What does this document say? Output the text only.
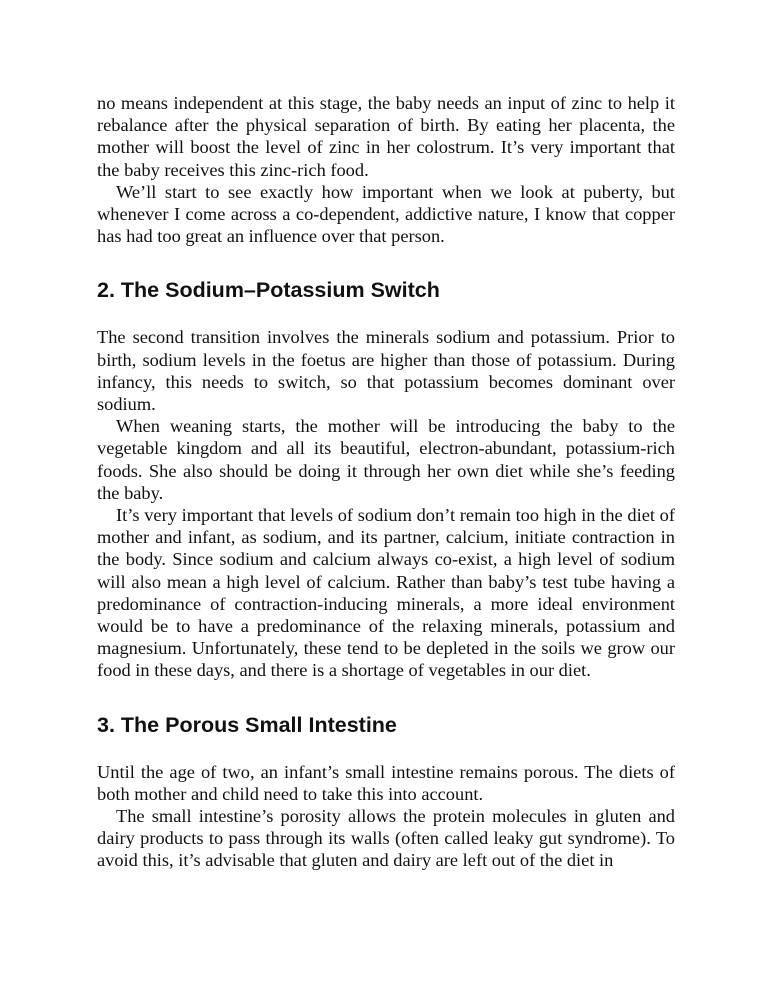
no means independent at this stage, the baby needs an input of zinc to help it rebalance after the physical separation of birth. By eating her placenta, the mother will boost the level of zinc in her colostrum. It’s very important that the baby receives this zinc-rich food.

We’ll start to see exactly how important when we look at puberty, but whenever I come across a co-dependent, addictive nature, I know that copper has had too great an influence over that person.

2. The Sodium–Potassium Switch

The second transition involves the minerals sodium and potassium. Prior to birth, sodium levels in the foetus are higher than those of potassium. During infancy, this needs to switch, so that potassium becomes dominant over sodium.

When weaning starts, the mother will be introducing the baby to the vegetable kingdom and all its beautiful, electron-abundant, potassium-rich foods. She also should be doing it through her own diet while she’s feeding the baby.

It’s very important that levels of sodium don’t remain too high in the diet of mother and infant, as sodium, and its partner, calcium, initiate contraction in the body. Since sodium and calcium always co-exist, a high level of sodium will also mean a high level of calcium. Rather than baby’s test tube having a predominance of contraction-inducing minerals, a more ideal environment would be to have a predominance of the relaxing minerals, potassium and magnesium. Unfortunately, these tend to be depleted in the soils we grow our food in these days, and there is a shortage of vegetables in our diet.

3. The Porous Small Intestine

Until the age of two, an infant’s small intestine remains porous. The diets of both mother and child need to take this into account.

The small intestine’s porosity allows the protein molecules in gluten and dairy products to pass through its walls (often called leaky gut syndrome). To avoid this, it’s advisable that gluten and dairy are left out of the diet in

◇ ◇ ◇ ◇ ◇ ◇ ◇

Your task –
From the records, copy out each line that includes the string "over".

Your solution –
We’ll start to see exactly how important when we look at puberty, but whenever I come across a co-dependent, addictive nature, I know that copper has had too great an influence over that person.
The second transition involves the minerals sodium and potassium. Prior to birth, sodium levels in the foetus are higher than those of potassium. During infancy, this needs to switch, so that potassium becomes dominant over sodium.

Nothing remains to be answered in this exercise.